> [DO THIS] Change every "affiliation-text" in the entries below to "affiliation-line" and leave everything else as it is. Reproduce the entries without the pictures.

Labeled region entries

-.-.-

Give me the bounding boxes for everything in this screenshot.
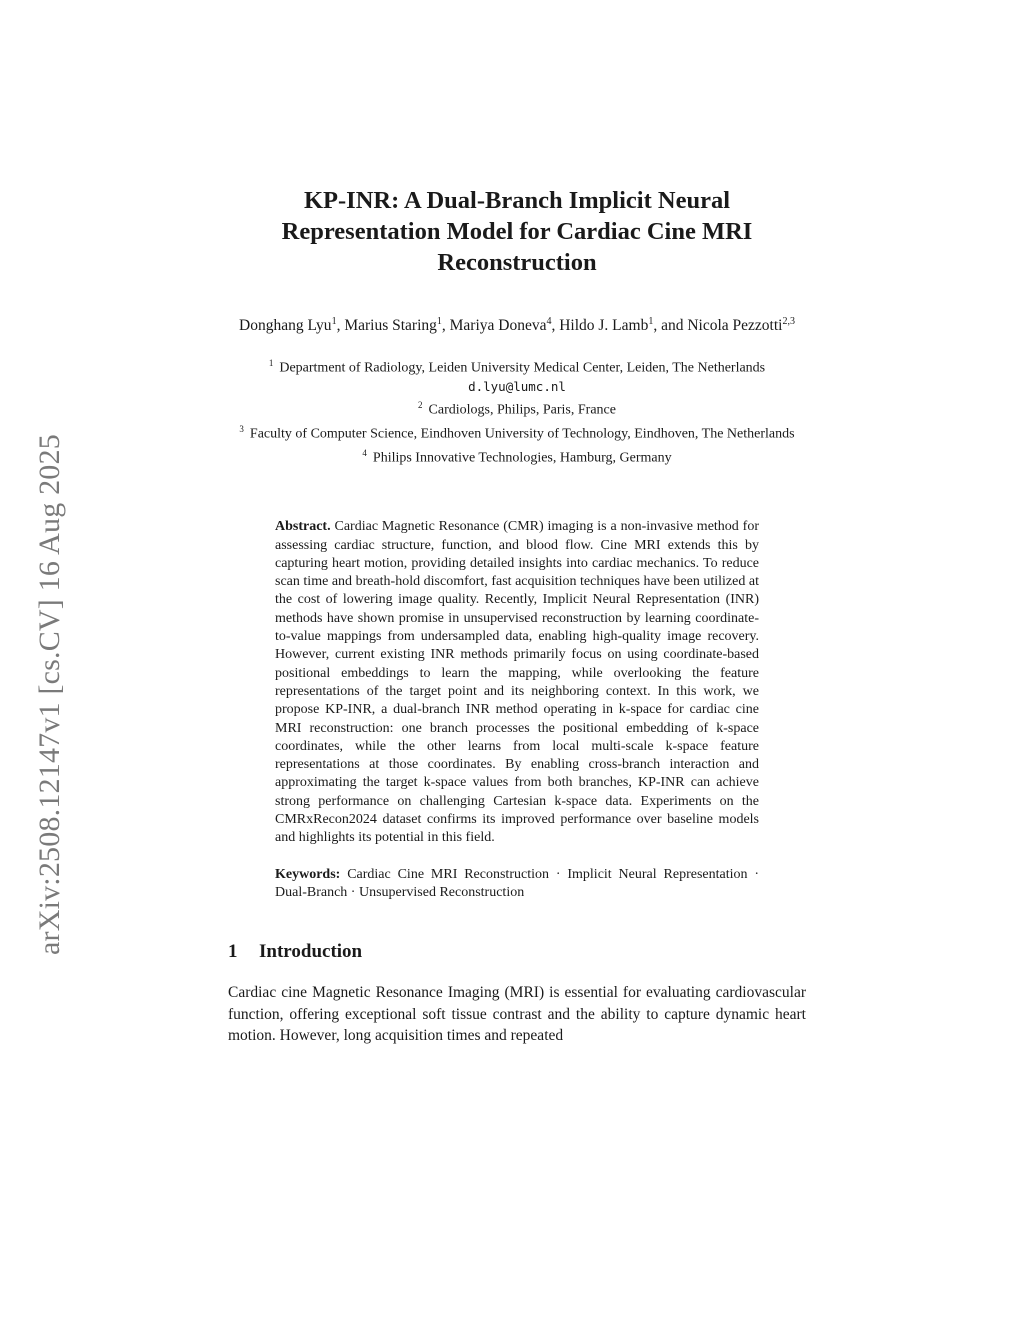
author-name: Marius Staring — [344, 317, 437, 335]
abstract — [275, 518, 759, 847]
author-list: Donghang Lyu$^1$, Marius Staring$^1$, Mariya Doneva$^4$, Hildo J. Lamb$^1$, and Nicola Pezzotti$^{2,3}$ — [239, 316, 795, 335]
affiliation-mark: 1 — [268, 358, 274, 369]
affiliation-item — [228, 396, 806, 420]
author-affiliation-mark: 1 — [648, 316, 654, 327]
affiliation-text: Department of Radiology, Leiden University Medical Center, Leiden, The Netherlands — [279, 360, 766, 376]
section-heading — [228, 940, 806, 964]
author-affiliation-mark: 4 — [546, 316, 552, 327]
affiliation-mark: 2 — [418, 400, 423, 411]
paper-page — [228, 185, 806, 1046]
author-affiliation-mark: 2,3 — [782, 316, 795, 327]
author-name: Hildo J. Lamb — [559, 317, 649, 335]
author-name: Donghang Lyu — [239, 317, 332, 335]
author-affiliation-mark: 1 — [436, 316, 442, 327]
keywords — [275, 866, 759, 903]
affiliation-list — [228, 354, 806, 468]
keywords-label: Keywords: — [275, 866, 341, 882]
section-number: 1 — [228, 941, 238, 963]
affiliation-mark: 4 — [362, 448, 367, 459]
intro-paragraph: Cardiac cine Magnetic Resonance Imaging (MRI) is essential for evaluating cardiovascular function, offering exceptional soft tissue contrast and the ability to capture dynamic heart motion. However, long acquisition times and repeated — [228, 984, 806, 1044]
affiliation-item — [228, 354, 806, 378]
affiliation-mark: 3 — [239, 424, 244, 435]
affiliation-text: Faculty of Computer Science, Eindhoven University of Technology, Eindhoven, The Netherlands — [249, 427, 795, 443]
section-title: Introduction — [259, 941, 363, 963]
author-name: Mariya Doneva — [449, 317, 547, 335]
author-affiliation-mark: 1 — [331, 316, 337, 327]
author-name: Nicola Pezzotti — [687, 317, 783, 335]
affiliation-text: Philips Innovative Technologies, Hamburg, Germany — [372, 450, 672, 466]
affiliation-item — [228, 420, 806, 444]
paper-title: KP-INR: A Dual-Branch Implicit Neural Representation Model for Cardiac Cine MRI Reconstruction — [281, 187, 753, 276]
keywords-text: Cardiac Cine MRI Reconstruction · Implicit Neural Representation · Dual-Branch · Unsupervised Reconstruction — [275, 866, 760, 900]
affiliation-text: Cardiologs, Philips, Paris, France — [428, 403, 616, 419]
arxiv-identifier-stamp: arXiv:2508.12147v1 [cs.CV] 16 Aug 2025 — [33, 434, 66, 955]
affiliation-item — [228, 444, 806, 468]
author-email: d.lyu@lumc.nl — [468, 379, 566, 395]
abstract-label: Abstract. — [275, 519, 331, 535]
abstract-text: Cardiac Magnetic Resonance (CMR) imaging is a non-invasive method for assessing cardiac structure, function, and blood flow. Cine MRI extends this by capturing heart motion, providing detailed insights into cardiac mechanics. To reduce scan time and breath-hold discomfort, fast acquisition techniques have been utilized at the cost of lowering image quality. Recently, Implicit Neural Representation (INR) methods have shown promise in unsupervised reconstruction by learning coordinate-to-value mappings from undersampled data, enabling high-quality image recovery. However, current existing INR methods primarily focus on using coordinate-based positional embeddings to learn the mapping, while overlooking the feature representations of the target point and its neighboring context. In this work, we propose KP-INR, a dual-branch INR method operating in k-space for cardiac cine MRI reconstruction: one branch processes the positional embedding of k-space coordinates, while the other learns from local multi-scale k-space feature representations at those coordinates. By enabling cross-branch interaction and approximating the target k-space values from both branches, KP-INR can achieve strong performance on challenging Cartesian k-space data. Experiments on the CMRxRecon2024 dataset confirms its improved performance over baseline models and highlights its potential in this field. — [275, 519, 760, 846]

-.-.-

> [REPLY TO THE EXERCISE]
Give me the bounding boxes for everything in this screenshot.
author-name: Marius Staring — [344, 317, 437, 335]
abstract — [275, 518, 759, 847]
author-list: Donghang Lyu$^1$, Marius Staring$^1$, Mariya Doneva$^4$, Hildo J. Lamb$^1$, and Nicola Pezzotti$^{2,3}$ — [239, 316, 795, 335]
affiliation-mark: 1 — [268, 358, 274, 369]
affiliation-item — [228, 396, 806, 420]
author-affiliation-mark: 1 — [648, 316, 654, 327]
affiliation-line: Department of Radiology, Leiden University Medical Center, Leiden, The Netherlands — [279, 360, 766, 376]
section-heading — [228, 940, 806, 964]
author-affiliation-mark: 4 — [546, 316, 552, 327]
affiliation-mark: 2 — [418, 400, 423, 411]
paper-page — [228, 185, 806, 1046]
author-affiliation-mark: 2,3 — [782, 316, 795, 327]
author-name: Hildo J. Lamb — [559, 317, 649, 335]
author-name: Donghang Lyu — [239, 317, 332, 335]
author-affiliation-mark: 1 — [436, 316, 442, 327]
keywords — [275, 866, 759, 903]
affiliation-list — [228, 354, 806, 468]
keywords-label: Keywords: — [275, 866, 341, 882]
section-number: 1 — [228, 941, 238, 963]
affiliation-mark: 4 — [362, 448, 367, 459]
intro-paragraph: Cardiac cine Magnetic Resonance Imaging (MRI) is essential for evaluating cardiovascular function, offering exceptional soft tissue contrast and the ability to capture dynamic heart motion. However, long acquisition times and repeated — [228, 984, 806, 1044]
affiliation-item — [228, 354, 806, 378]
affiliation-mark: 3 — [239, 424, 244, 435]
affiliation-line: Faculty of Computer Science, Eindhoven University of Technology, Eindhoven, The Netherlands — [249, 427, 795, 443]
section-title: Introduction — [259, 941, 363, 963]
author-name: Mariya Doneva — [449, 317, 547, 335]
author-affiliation-mark: 1 — [331, 316, 337, 327]
author-name: Nicola Pezzotti — [687, 317, 783, 335]
affiliation-line: Philips Innovative Technologies, Hamburg, Germany — [372, 450, 672, 466]
affiliation-item — [228, 420, 806, 444]
paper-title: KP-INR: A Dual-Branch Implicit Neural Representation Model for Cardiac Cine MRI Reconstruction — [281, 187, 753, 276]
keywords-text: Cardiac Cine MRI Reconstruction · Implicit Neural Representation · Dual-Branch · Unsupervised Reconstruction — [275, 866, 760, 900]
affiliation-line: Cardiologs, Philips, Paris, France — [428, 403, 616, 419]
arxiv-identifier-stamp: arXiv:2508.12147v1 [cs.CV] 16 Aug 2025 — [33, 434, 66, 955]
affiliation-item — [228, 444, 806, 468]
author-email: d.lyu@lumc.nl — [468, 379, 566, 395]
abstract-label: Abstract. — [275, 519, 331, 535]
abstract-text: Cardiac Magnetic Resonance (CMR) imaging is a non-invasive method for assessing cardiac structure, function, and blood flow. Cine MRI extends this by capturing heart motion, providing detailed insights into cardiac mechanics. To reduce scan time and breath-hold discomfort, fast acquisition techniques have been utilized at the cost of lowering image quality. Recently, Implicit Neural Representation (INR) methods have shown promise in unsupervised reconstruction by learning coordinate-to-value mappings from undersampled data, enabling high-quality image recovery. However, current existing INR methods primarily focus on using coordinate-based positional embeddings to learn the mapping, while overlooking the feature representations of the target point and its neighboring context. In this work, we propose KP-INR, a dual-branch INR method operating in k-space for cardiac cine MRI reconstruction: one branch processes the positional embedding of k-space coordinates, while the other learns from local multi-scale k-space feature representations at those coordinates. By enabling cross-branch interaction and approximating the target k-space values from both branches, KP-INR can achieve strong performance on challenging Cartesian k-space data. Experiments on the CMRxRecon2024 dataset confirms its improved performance over baseline models and highlights its potential in this field. — [275, 519, 760, 846]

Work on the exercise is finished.